Layout element annotations:
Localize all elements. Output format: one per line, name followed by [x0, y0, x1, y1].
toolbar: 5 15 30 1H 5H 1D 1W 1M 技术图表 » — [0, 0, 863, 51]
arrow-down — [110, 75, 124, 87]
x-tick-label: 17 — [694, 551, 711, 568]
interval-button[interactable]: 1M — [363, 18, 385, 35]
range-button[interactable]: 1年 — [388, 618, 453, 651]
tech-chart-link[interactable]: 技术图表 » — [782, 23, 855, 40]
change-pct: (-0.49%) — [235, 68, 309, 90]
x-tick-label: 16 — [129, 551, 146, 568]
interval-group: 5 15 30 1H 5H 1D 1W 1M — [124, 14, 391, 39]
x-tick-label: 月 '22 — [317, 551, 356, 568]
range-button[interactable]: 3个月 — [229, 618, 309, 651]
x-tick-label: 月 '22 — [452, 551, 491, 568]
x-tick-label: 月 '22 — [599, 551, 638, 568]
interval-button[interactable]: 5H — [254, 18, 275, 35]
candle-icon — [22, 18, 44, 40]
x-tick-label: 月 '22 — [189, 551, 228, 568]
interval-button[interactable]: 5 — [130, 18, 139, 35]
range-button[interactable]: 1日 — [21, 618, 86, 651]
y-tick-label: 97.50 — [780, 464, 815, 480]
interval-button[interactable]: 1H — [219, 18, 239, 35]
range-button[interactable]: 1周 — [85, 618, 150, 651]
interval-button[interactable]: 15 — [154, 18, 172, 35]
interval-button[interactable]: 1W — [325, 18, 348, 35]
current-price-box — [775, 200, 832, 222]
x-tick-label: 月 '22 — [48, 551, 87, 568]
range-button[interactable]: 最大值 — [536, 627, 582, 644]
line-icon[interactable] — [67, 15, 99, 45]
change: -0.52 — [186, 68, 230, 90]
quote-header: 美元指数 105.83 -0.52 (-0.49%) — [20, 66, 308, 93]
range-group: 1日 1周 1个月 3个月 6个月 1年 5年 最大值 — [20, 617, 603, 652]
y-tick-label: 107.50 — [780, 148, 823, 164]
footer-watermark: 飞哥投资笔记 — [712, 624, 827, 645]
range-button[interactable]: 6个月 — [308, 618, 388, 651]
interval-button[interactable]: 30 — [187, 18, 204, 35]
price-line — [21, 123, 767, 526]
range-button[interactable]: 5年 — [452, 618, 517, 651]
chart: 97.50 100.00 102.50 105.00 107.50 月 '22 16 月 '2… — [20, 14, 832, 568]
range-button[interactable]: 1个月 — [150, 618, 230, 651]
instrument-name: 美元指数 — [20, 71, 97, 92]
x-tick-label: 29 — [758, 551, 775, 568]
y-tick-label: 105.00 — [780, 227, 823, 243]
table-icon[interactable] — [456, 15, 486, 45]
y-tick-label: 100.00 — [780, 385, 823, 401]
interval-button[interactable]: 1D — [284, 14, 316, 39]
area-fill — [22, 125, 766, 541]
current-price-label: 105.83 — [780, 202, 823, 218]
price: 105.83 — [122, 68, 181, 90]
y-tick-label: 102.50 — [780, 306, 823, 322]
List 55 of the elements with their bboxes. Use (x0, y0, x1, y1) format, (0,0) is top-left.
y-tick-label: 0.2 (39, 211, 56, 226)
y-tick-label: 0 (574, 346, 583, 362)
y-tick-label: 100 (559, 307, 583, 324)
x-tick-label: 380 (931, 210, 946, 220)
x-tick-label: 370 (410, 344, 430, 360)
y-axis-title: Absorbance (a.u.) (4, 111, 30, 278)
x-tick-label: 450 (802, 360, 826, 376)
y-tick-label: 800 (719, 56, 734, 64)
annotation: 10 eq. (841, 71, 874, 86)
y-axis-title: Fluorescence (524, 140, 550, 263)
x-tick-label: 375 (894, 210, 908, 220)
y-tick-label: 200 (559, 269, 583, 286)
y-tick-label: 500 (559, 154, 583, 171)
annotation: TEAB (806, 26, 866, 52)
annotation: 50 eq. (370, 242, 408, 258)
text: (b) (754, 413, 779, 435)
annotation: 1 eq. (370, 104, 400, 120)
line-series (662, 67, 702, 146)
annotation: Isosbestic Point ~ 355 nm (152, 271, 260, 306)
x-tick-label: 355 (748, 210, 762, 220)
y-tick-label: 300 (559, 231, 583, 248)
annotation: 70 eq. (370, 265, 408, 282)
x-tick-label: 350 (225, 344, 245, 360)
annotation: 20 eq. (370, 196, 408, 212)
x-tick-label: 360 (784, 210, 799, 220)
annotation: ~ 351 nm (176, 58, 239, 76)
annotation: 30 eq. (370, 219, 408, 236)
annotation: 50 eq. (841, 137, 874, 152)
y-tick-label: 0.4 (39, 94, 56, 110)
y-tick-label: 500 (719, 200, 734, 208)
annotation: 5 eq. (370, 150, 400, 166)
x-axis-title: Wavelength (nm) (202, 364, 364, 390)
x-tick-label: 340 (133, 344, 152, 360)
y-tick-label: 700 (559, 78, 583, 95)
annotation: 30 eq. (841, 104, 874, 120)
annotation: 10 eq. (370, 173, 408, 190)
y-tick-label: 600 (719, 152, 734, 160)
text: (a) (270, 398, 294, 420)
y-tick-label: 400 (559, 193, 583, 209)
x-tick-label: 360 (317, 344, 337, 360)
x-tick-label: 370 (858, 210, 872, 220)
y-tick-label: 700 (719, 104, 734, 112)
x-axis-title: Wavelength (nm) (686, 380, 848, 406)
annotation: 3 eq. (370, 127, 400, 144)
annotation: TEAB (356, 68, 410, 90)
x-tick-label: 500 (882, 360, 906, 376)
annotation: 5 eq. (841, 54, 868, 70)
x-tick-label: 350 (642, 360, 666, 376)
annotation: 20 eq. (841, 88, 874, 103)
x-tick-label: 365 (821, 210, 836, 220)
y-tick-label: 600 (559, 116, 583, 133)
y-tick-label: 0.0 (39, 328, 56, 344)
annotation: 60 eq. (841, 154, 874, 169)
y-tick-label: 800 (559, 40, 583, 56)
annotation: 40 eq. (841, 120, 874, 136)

# REQUIREMENT
Recast every line of the listing above as a numbered list, leaving out any blank lines.

# FINAL ANSWER
1. Localize all elements. Output format: one per line, name followed by [x0, y0, x1, y1].
2. toolbar: 5 15 30 1H 5H 1D 1W 1M 技术图表 » — [0, 0, 863, 51]
3. arrow-down — [110, 75, 124, 87]
4. x-tick-label: 17 — [694, 551, 711, 568]
5. interval-button[interactable]: 1M — [363, 18, 385, 35]
6. range-button[interactable]: 1年 — [388, 618, 453, 651]
7. tech-chart-link[interactable]: 技术图表 » — [782, 23, 855, 40]
8. change-pct: (-0.49%) — [235, 68, 309, 90]
9. x-tick-label: 16 — [129, 551, 146, 568]
10. interval-group: 5 15 30 1H 5H 1D 1W 1M — [124, 14, 391, 39]
11. x-tick-label: 月 '22 — [317, 551, 356, 568]
12. range-button[interactable]: 3个月 — [229, 618, 309, 651]
13. x-tick-label: 月 '22 — [452, 551, 491, 568]
14. x-tick-label: 月 '22 — [599, 551, 638, 568]
15. interval-button[interactable]: 5H — [254, 18, 275, 35]
16. candle-icon — [22, 18, 44, 40]
17. x-tick-label: 月 '22 — [189, 551, 228, 568]
18. interval-button[interactable]: 5 — [130, 18, 139, 35]
19. range-button[interactable]: 1日 — [21, 618, 86, 651]
20. y-tick-label: 97.50 — [780, 464, 815, 480]
21. interval-button[interactable]: 1H — [219, 18, 239, 35]
22. range-button[interactable]: 1周 — [85, 618, 150, 651]
23. interval-button[interactable]: 15 — [154, 18, 172, 35]
24. interval-button[interactable]: 1W — [325, 18, 348, 35]
25. current-price-box — [775, 200, 832, 222]
26. x-tick-label: 月 '22 — [48, 551, 87, 568]
27. range-button[interactable]: 最大值 — [536, 627, 582, 644]
28. line-icon[interactable] — [67, 15, 99, 45]
29. change: -0.52 — [186, 68, 230, 90]
30. quote-header: 美元指数 105.83 -0.52 (-0.49%) — [20, 66, 308, 93]
31. range-group: 1日 1周 1个月 3个月 6个月 1年 5年 最大值 — [20, 617, 603, 652]
32. y-tick-label: 107.50 — [780, 148, 823, 164]
33. footer-watermark: 飞哥投资笔记 — [712, 624, 827, 645]
34. range-button[interactable]: 6个月 — [308, 618, 388, 651]
35. interval-button[interactable]: 30 — [187, 18, 204, 35]
36. price-line — [21, 123, 767, 526]
37. range-button[interactable]: 5年 — [452, 618, 517, 651]
38. chart: 97.50 100.00 102.50 105.00 107.50 月 '22 16 月 '2… — [20, 14, 832, 568]
39. range-button[interactable]: 1个月 — [150, 618, 230, 651]
40. instrument-name: 美元指数 — [20, 71, 97, 92]
41. x-tick-label: 29 — [758, 551, 775, 568]
42. y-tick-label: 105.00 — [780, 227, 823, 243]
43. table-icon[interactable] — [456, 15, 486, 45]
44. y-tick-label: 100.00 — [780, 385, 823, 401]
45. interval-button[interactable]: 1D — [284, 14, 316, 39]
46. area-fill — [22, 125, 766, 541]
47. current-price-label: 105.83 — [780, 202, 823, 218]
48. price: 105.83 — [122, 68, 181, 90]
49. y-tick-label: 102.50 — [780, 306, 823, 322]
50. List 55 of the elements with their bboxes. Use (x0, y0, x1, y1) format, (0,0) is top-left.
51. y-tick-label: 0.2 (39, 211, 56, 226)
52. y-tick-label: 0 (574, 346, 583, 362)
53. y-tick-label: 100 (559, 307, 583, 324)
54. x-tick-label: 380 (931, 210, 946, 220)
55. x-tick-label: 370 (410, 344, 430, 360)
56. y-axis-title: Absorbance (a.u.) (4, 111, 30, 278)
57. x-tick-label: 450 (802, 360, 826, 376)
58. y-tick-label: 800 (719, 56, 734, 64)
59. annotation: 10 eq. (841, 71, 874, 86)
60. y-axis-title: Fluorescence (524, 140, 550, 263)
61. x-tick-label: 375 (894, 210, 908, 220)
62. y-tick-label: 200 (559, 269, 583, 286)
63. y-tick-label: 500 (559, 154, 583, 171)
64. annotation: TEAB (806, 26, 866, 52)
65. annotation: 50 eq. (370, 242, 408, 258)
66. text: (b) (754, 413, 779, 435)
67. annotation: 1 eq. (370, 104, 400, 120)
68. line-series (662, 67, 702, 146)
69. annotation: Isosbestic Point ~ 355 nm (152, 271, 260, 306)
70. x-tick-label: 355 (748, 210, 762, 220)
71. y-tick-label: 300 (559, 231, 583, 248)
72. annotation: 70 eq. (370, 265, 408, 282)
73. x-tick-label: 350 (225, 344, 245, 360)
74. annotation: 20 eq. (370, 196, 408, 212)
75. x-tick-label: 360 (784, 210, 799, 220)
76. annotation: ~ 351 nm (176, 58, 239, 76)
77. annotation: 30 eq. (370, 219, 408, 236)
78. annotation: 50 eq. (841, 137, 874, 152)
79. y-tick-label: 0.4 (39, 94, 56, 110)
80. y-tick-label: 500 (719, 200, 734, 208)
81. annotation: 5 eq. (370, 150, 400, 166)
82. x-axis-title: Wavelength (nm) (202, 364, 364, 390)
83. x-tick-label: 340 (133, 344, 152, 360)
84. y-tick-label: 700 (559, 78, 583, 95)
85. annotation: 30 eq. (841, 104, 874, 120)
86. annotation: 10 eq. (370, 173, 408, 190)
87. y-tick-label: 600 (719, 152, 734, 160)
88. text: (a) (270, 398, 294, 420)
89. y-tick-label: 400 (559, 193, 583, 209)
90. x-tick-label: 360 (317, 344, 337, 360)
91. x-tick-label: 370 (858, 210, 872, 220)
92. y-tick-label: 700 (719, 104, 734, 112)
93. x-axis-title: Wavelength (nm) (686, 380, 848, 406)
94. annotation: 3 eq. (370, 127, 400, 144)
95. annotation: TEAB (356, 68, 410, 90)
96. x-tick-label: 500 (882, 360, 906, 376)
97. annotation: 5 eq. (841, 54, 868, 70)
98. x-tick-label: 350 (642, 360, 666, 376)
99. annotation: 20 eq. (841, 88, 874, 103)
100. x-tick-label: 365 (821, 210, 836, 220)
101. y-tick-label: 600 (559, 116, 583, 133)
102. y-tick-label: 0.0 (39, 328, 56, 344)
103. annotation: 60 eq. (841, 154, 874, 169)
104. y-tick-label: 800 (559, 40, 583, 56)
105. annotation: 40 eq. (841, 120, 874, 136)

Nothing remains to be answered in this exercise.